*Recorded data*:
********************

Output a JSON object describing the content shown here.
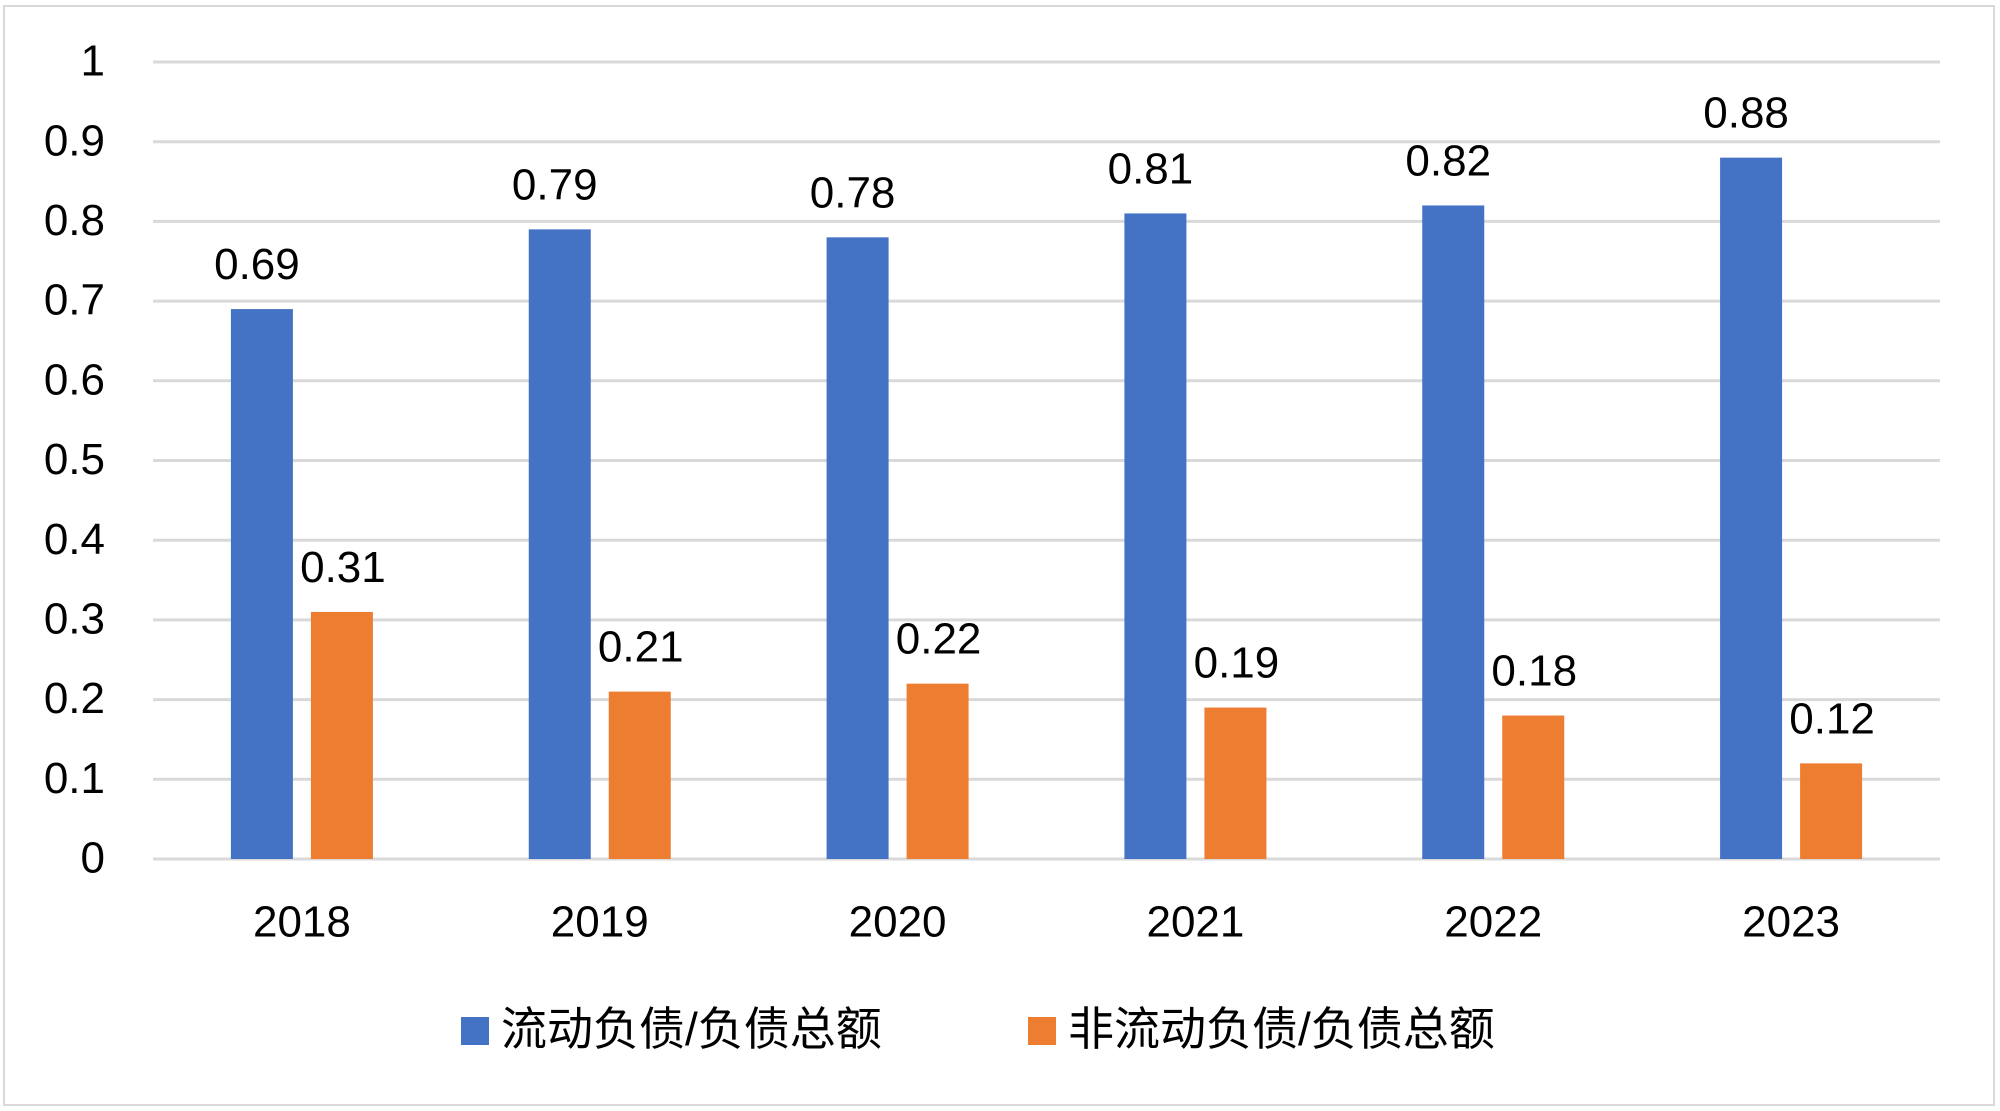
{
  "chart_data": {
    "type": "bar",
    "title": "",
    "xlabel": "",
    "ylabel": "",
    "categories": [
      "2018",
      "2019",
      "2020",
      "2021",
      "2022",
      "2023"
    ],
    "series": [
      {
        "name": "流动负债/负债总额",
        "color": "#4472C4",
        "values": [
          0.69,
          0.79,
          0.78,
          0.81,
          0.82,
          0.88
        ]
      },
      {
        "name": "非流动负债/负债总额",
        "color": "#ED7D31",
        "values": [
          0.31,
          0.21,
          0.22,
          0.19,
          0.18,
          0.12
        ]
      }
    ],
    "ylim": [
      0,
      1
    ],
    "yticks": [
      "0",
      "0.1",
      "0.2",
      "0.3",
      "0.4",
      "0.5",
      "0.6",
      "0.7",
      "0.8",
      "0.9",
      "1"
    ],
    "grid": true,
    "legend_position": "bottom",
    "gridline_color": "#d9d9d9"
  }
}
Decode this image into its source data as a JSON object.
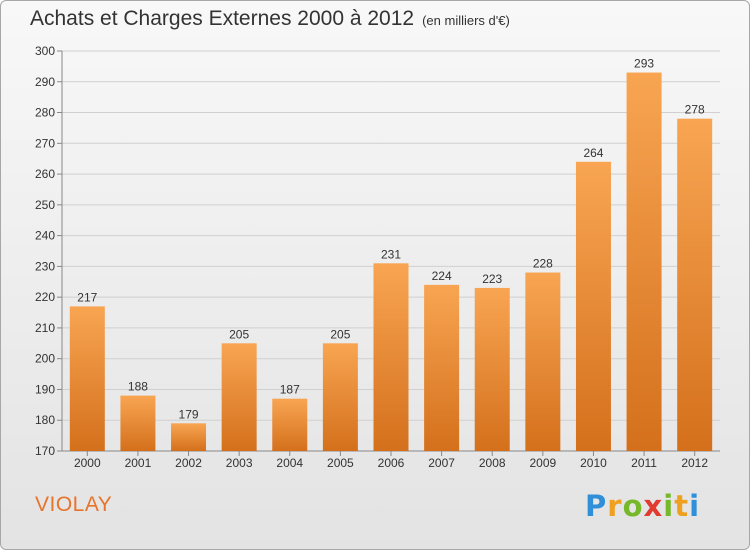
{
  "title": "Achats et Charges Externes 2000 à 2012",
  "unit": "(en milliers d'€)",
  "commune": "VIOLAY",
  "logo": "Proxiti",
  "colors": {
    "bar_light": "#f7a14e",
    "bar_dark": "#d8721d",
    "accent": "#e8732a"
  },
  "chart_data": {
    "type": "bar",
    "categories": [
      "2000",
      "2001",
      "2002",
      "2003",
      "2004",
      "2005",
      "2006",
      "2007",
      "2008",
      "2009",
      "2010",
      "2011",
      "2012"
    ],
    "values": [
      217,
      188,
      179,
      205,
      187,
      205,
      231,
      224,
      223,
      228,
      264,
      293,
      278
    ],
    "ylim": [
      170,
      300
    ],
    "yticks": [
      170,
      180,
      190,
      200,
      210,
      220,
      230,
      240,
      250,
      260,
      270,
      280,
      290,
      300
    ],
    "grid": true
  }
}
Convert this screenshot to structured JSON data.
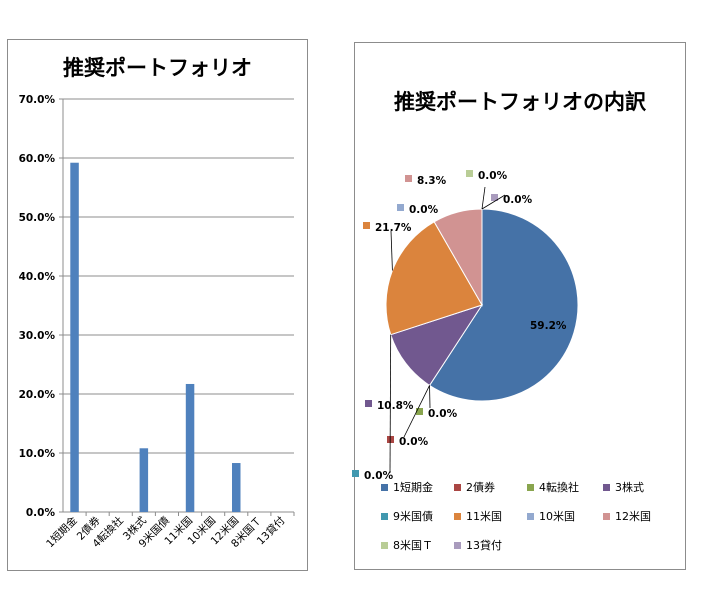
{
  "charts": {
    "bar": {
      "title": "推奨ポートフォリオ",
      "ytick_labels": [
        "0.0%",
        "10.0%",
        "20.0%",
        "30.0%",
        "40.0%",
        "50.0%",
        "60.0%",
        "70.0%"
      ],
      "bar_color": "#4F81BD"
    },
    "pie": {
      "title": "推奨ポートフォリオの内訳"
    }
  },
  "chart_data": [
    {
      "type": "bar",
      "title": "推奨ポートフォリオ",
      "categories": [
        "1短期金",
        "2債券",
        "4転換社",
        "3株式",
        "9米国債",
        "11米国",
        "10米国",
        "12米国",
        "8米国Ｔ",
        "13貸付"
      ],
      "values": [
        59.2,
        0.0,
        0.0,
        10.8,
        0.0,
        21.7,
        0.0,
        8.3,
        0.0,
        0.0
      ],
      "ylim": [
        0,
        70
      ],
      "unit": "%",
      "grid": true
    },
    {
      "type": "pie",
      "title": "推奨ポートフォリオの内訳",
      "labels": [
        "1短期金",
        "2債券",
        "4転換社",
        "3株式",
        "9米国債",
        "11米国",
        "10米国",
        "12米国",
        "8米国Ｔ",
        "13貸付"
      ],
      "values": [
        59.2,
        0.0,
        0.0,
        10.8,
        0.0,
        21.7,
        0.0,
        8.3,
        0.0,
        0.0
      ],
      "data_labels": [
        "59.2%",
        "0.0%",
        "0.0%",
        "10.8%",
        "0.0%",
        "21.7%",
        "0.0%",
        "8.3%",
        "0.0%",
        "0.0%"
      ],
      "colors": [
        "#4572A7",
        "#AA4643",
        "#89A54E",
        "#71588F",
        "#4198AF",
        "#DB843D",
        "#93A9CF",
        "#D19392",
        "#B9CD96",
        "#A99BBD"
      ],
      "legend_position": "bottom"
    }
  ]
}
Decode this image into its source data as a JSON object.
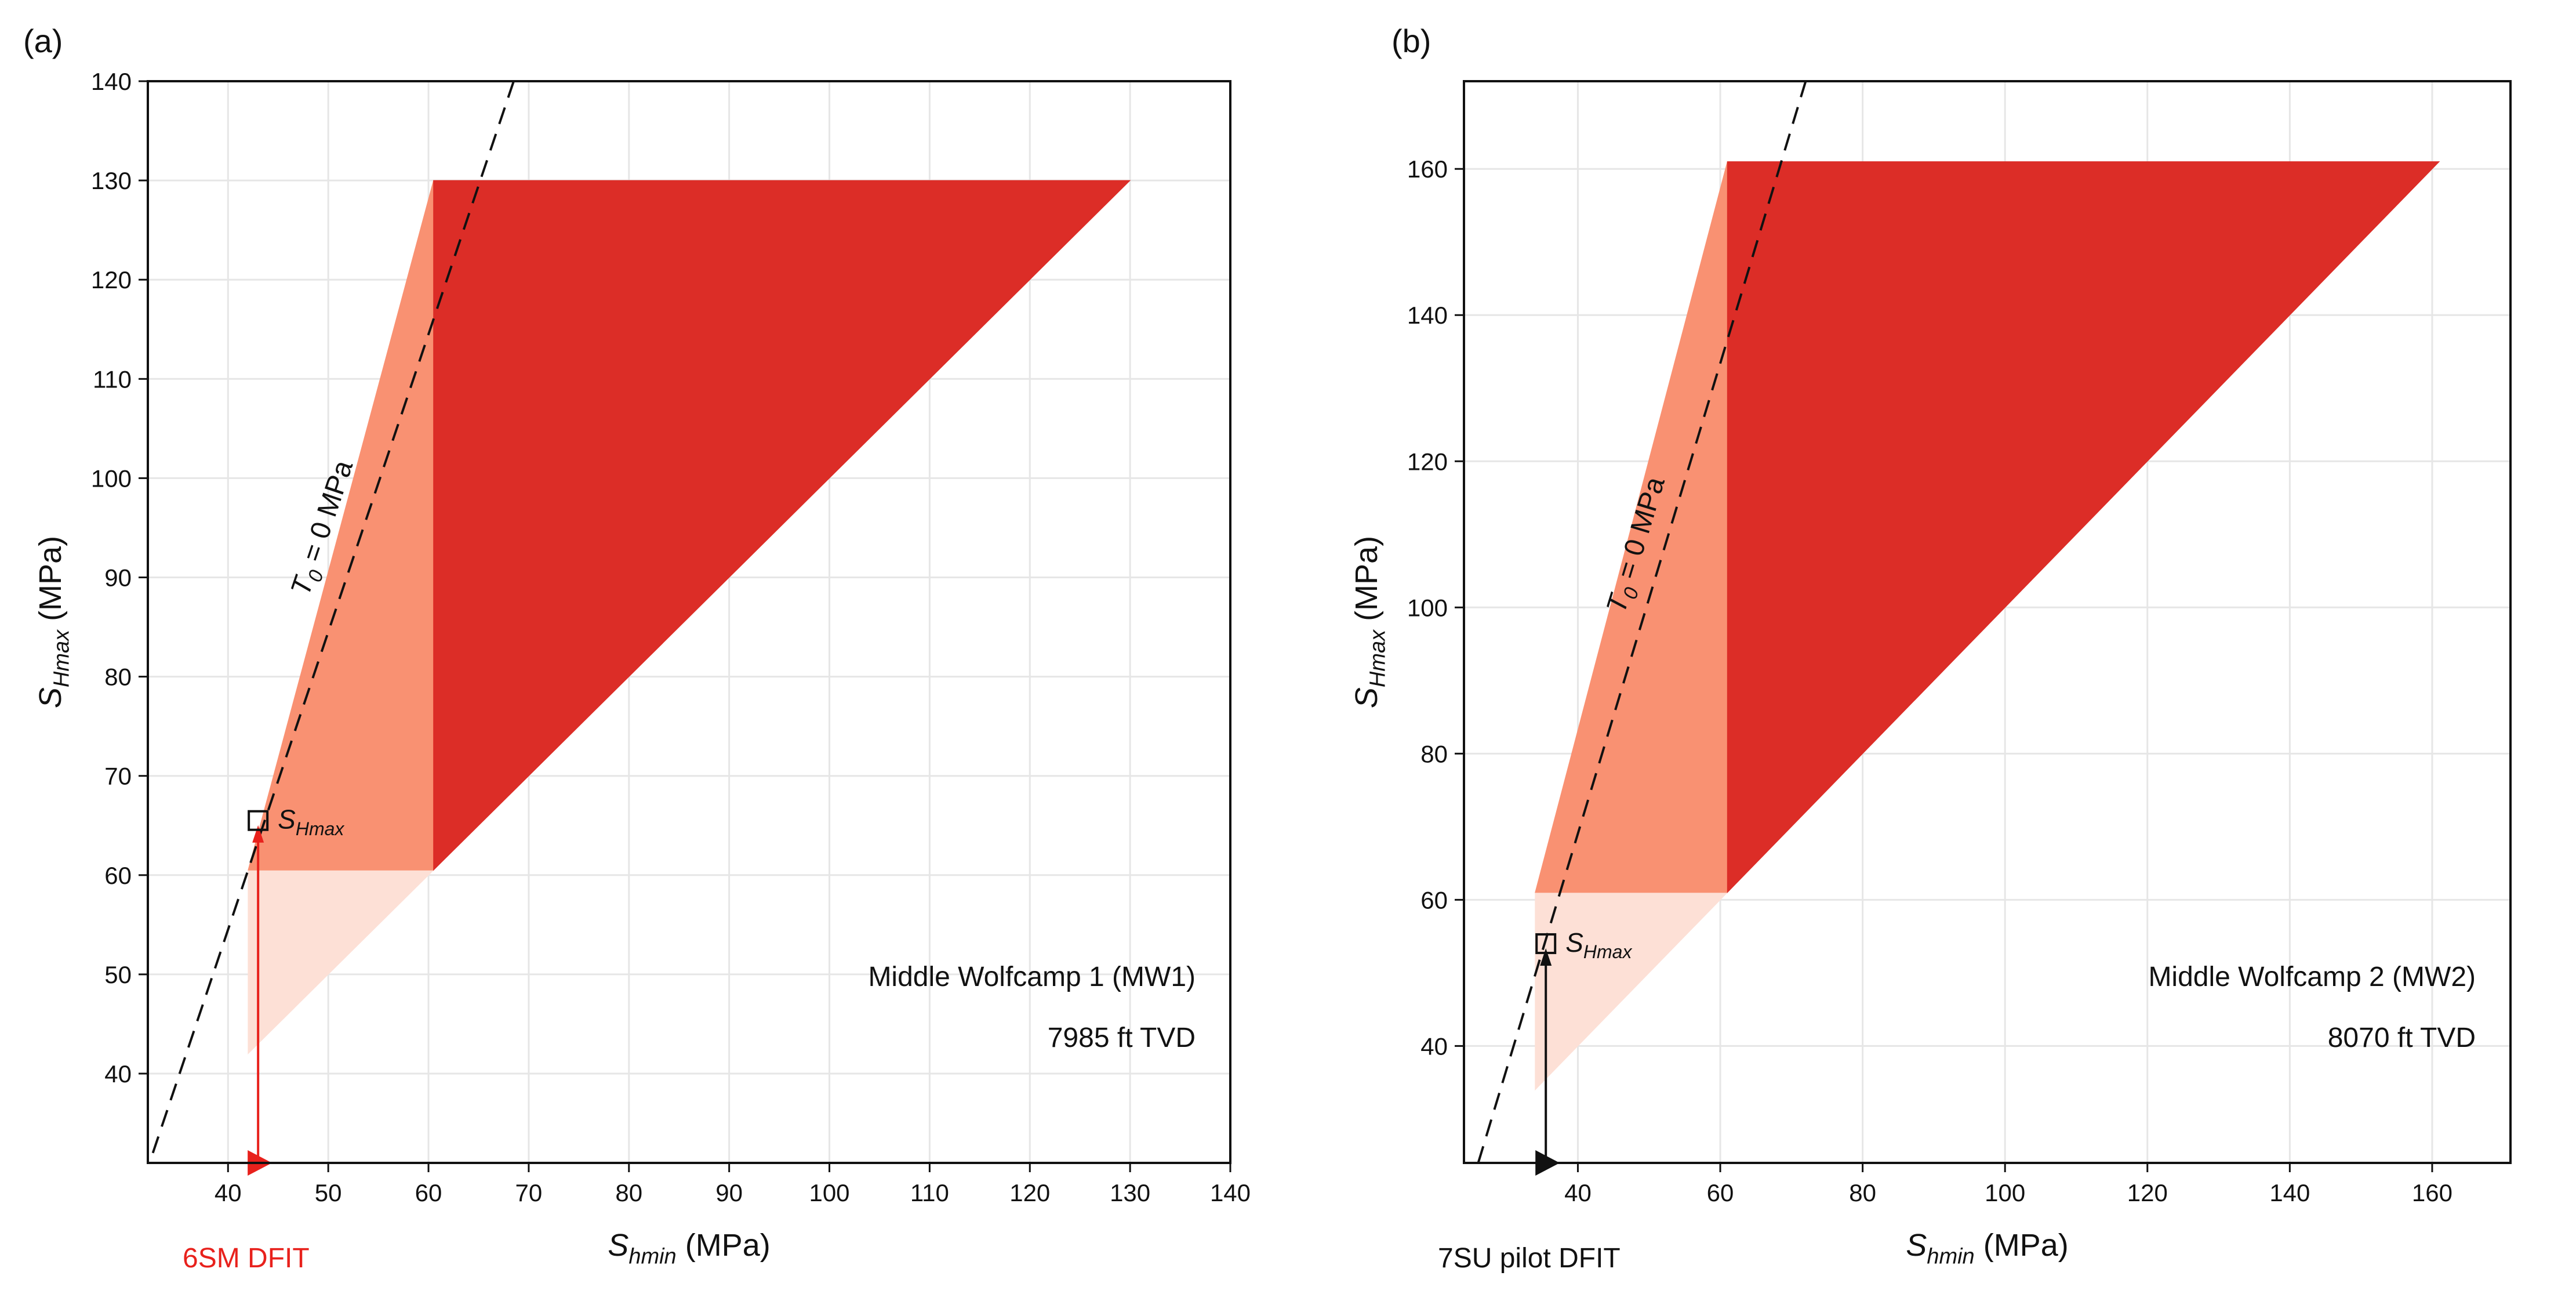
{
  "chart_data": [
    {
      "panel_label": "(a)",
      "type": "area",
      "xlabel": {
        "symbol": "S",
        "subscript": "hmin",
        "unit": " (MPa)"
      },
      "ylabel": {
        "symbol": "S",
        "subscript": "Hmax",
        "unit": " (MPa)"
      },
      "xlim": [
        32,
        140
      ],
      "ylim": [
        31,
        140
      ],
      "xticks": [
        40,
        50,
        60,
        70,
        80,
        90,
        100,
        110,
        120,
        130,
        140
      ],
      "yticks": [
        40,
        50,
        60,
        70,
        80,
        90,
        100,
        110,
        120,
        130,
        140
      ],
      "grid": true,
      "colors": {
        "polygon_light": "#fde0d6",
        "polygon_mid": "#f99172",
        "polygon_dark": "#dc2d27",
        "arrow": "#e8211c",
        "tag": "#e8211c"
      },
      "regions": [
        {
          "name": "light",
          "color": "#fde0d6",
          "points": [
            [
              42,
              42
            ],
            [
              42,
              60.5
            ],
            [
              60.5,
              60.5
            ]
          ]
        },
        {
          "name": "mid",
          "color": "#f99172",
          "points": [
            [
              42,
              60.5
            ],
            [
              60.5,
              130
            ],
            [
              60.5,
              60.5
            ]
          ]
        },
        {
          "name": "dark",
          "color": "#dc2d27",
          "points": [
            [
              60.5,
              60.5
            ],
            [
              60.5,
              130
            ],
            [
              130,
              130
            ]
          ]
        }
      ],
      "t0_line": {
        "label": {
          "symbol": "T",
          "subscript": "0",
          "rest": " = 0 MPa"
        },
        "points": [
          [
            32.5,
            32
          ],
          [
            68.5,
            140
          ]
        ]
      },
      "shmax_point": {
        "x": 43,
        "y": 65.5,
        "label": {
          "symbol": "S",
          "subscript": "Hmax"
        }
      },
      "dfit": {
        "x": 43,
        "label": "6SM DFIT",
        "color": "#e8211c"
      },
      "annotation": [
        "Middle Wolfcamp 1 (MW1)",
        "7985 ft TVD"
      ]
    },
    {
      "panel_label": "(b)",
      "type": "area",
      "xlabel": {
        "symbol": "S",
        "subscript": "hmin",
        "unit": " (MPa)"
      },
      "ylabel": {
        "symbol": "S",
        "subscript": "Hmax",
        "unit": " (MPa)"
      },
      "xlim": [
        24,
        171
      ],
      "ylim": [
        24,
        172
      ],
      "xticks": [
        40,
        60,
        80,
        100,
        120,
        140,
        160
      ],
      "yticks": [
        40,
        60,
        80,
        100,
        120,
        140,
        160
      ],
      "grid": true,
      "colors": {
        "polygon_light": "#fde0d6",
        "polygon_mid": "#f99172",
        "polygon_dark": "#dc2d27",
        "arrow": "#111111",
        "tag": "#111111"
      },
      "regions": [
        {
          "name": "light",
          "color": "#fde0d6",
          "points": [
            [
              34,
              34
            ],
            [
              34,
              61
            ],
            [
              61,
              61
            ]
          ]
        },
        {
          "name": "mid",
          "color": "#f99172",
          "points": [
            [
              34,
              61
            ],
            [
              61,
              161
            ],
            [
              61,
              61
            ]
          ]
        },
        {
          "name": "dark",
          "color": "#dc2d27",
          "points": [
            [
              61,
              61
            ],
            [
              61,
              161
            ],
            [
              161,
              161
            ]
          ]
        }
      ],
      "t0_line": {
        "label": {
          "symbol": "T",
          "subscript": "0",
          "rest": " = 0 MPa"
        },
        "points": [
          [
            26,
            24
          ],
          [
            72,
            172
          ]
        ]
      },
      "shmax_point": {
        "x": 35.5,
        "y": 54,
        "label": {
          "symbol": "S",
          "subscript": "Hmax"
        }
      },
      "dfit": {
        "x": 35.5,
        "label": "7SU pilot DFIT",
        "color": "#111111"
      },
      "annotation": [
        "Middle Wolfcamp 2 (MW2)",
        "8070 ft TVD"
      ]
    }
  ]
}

********************

*STATED EXERCISE*: Show, from the material above, each line that includes the string "JSON".

*ANSWER*:
Output a JSON object describing the content shown here.
Decode this image into its source data as a JSON object.
Convert this screenshot to structured JSON data.
Decode this image into its source data as a JSON object.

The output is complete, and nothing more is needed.